## DIRECTIONS
Reproduce every entry below precisely; do not include the pictures.

---- INPUT DATA

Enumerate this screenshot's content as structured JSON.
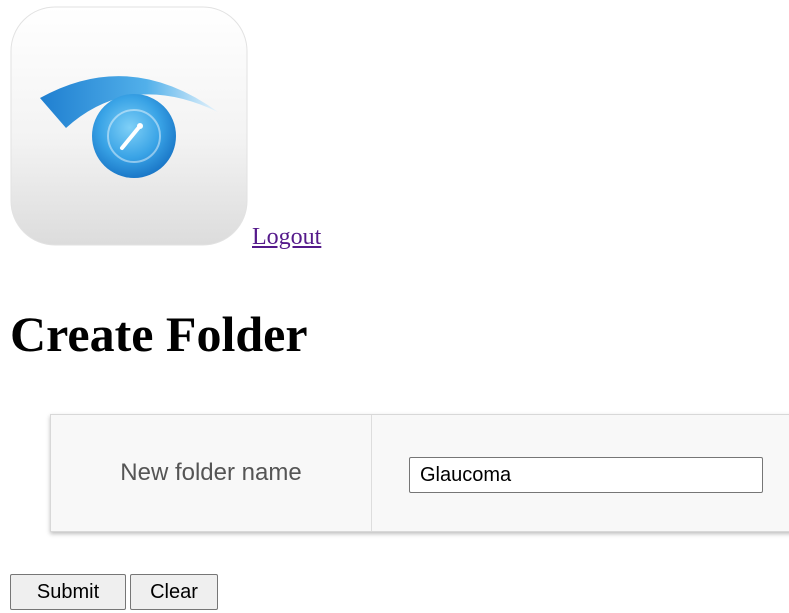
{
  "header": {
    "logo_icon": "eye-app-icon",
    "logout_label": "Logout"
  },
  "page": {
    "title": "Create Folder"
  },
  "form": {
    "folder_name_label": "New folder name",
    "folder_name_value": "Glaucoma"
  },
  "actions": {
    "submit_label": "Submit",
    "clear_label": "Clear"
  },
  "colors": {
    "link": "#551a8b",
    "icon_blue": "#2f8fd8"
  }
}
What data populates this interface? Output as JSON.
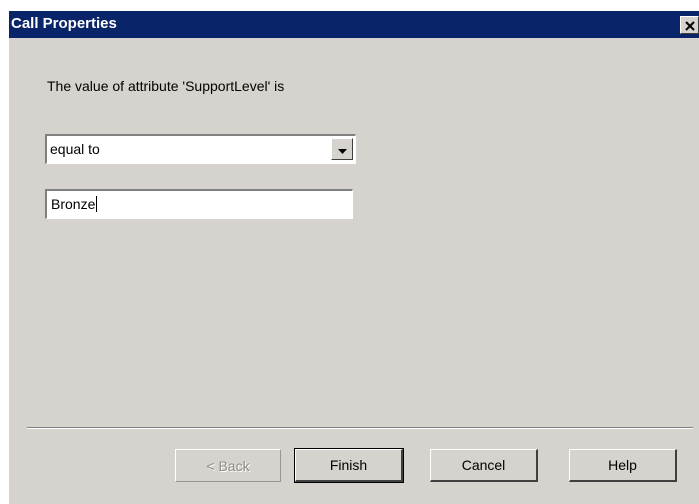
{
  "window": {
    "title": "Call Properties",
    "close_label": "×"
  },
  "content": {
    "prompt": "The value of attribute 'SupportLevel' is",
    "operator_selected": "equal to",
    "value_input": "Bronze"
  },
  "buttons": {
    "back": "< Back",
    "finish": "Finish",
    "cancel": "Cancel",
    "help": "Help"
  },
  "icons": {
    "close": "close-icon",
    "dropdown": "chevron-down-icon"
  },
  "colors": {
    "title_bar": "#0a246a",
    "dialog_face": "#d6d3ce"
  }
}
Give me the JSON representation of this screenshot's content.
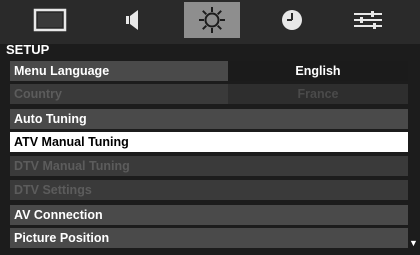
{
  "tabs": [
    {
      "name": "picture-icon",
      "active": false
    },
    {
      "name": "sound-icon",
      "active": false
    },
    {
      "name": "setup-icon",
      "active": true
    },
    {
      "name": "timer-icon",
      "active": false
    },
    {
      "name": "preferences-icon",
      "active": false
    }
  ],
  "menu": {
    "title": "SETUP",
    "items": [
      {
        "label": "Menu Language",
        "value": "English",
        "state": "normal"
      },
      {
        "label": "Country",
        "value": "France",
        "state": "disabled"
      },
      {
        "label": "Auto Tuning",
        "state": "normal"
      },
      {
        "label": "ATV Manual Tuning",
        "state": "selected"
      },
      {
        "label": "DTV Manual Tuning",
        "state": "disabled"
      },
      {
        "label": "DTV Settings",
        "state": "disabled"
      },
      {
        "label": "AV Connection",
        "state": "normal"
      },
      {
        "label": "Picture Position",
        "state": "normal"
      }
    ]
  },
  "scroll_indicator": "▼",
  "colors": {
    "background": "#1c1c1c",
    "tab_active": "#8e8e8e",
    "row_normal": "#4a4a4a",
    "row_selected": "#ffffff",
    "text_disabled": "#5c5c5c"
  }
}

--------

## ANSWER BELOW
Enumerate this screenshot's content as structured JSON.
{
  "header": {
    "logo_icon": "eye-app-icon",
    "logout_label": "Logout"
  },
  "page": {
    "title": "Create Folder"
  },
  "form": {
    "folder_name_label": "New folder name",
    "folder_name_value": "Glaucoma"
  },
  "actions": {
    "submit_label": "Submit",
    "clear_label": "Clear"
  },
  "colors": {
    "link": "#551a8b",
    "icon_blue": "#2f8fd8"
  }
}
What data populates this interface? Output as JSON.
{
  "window": {
    "title": "Call Properties",
    "close_label": "×"
  },
  "content": {
    "prompt": "The value of attribute 'SupportLevel' is",
    "operator_selected": "equal to",
    "value_input": "Bronze"
  },
  "buttons": {
    "back": "< Back",
    "finish": "Finish",
    "cancel": "Cancel",
    "help": "Help"
  },
  "icons": {
    "close": "close-icon",
    "dropdown": "chevron-down-icon"
  },
  "colors": {
    "title_bar": "#0a246a",
    "dialog_face": "#d6d3ce"
  }
}
Give me the JSON representation of this screenshot's content.
{
  "tabs": [
    {
      "name": "picture-icon",
      "active": false
    },
    {
      "name": "sound-icon",
      "active": false
    },
    {
      "name": "setup-icon",
      "active": true
    },
    {
      "name": "timer-icon",
      "active": false
    },
    {
      "name": "preferences-icon",
      "active": false
    }
  ],
  "menu": {
    "title": "SETUP",
    "items": [
      {
        "label": "Menu Language",
        "value": "English",
        "state": "normal"
      },
      {
        "label": "Country",
        "value": "France",
        "state": "disabled"
      },
      {
        "label": "Auto Tuning",
        "state": "normal"
      },
      {
        "label": "ATV Manual Tuning",
        "state": "selected"
      },
      {
        "label": "DTV Manual Tuning",
        "state": "disabled"
      },
      {
        "label": "DTV Settings",
        "state": "disabled"
      },
      {
        "label": "AV Connection",
        "state": "normal"
      },
      {
        "label": "Picture Position",
        "state": "normal"
      }
    ]
  },
  "scroll_indicator": "▼",
  "colors": {
    "background": "#1c1c1c",
    "tab_active": "#8e8e8e",
    "row_normal": "#4a4a4a",
    "row_selected": "#ffffff",
    "text_disabled": "#5c5c5c"
  }
}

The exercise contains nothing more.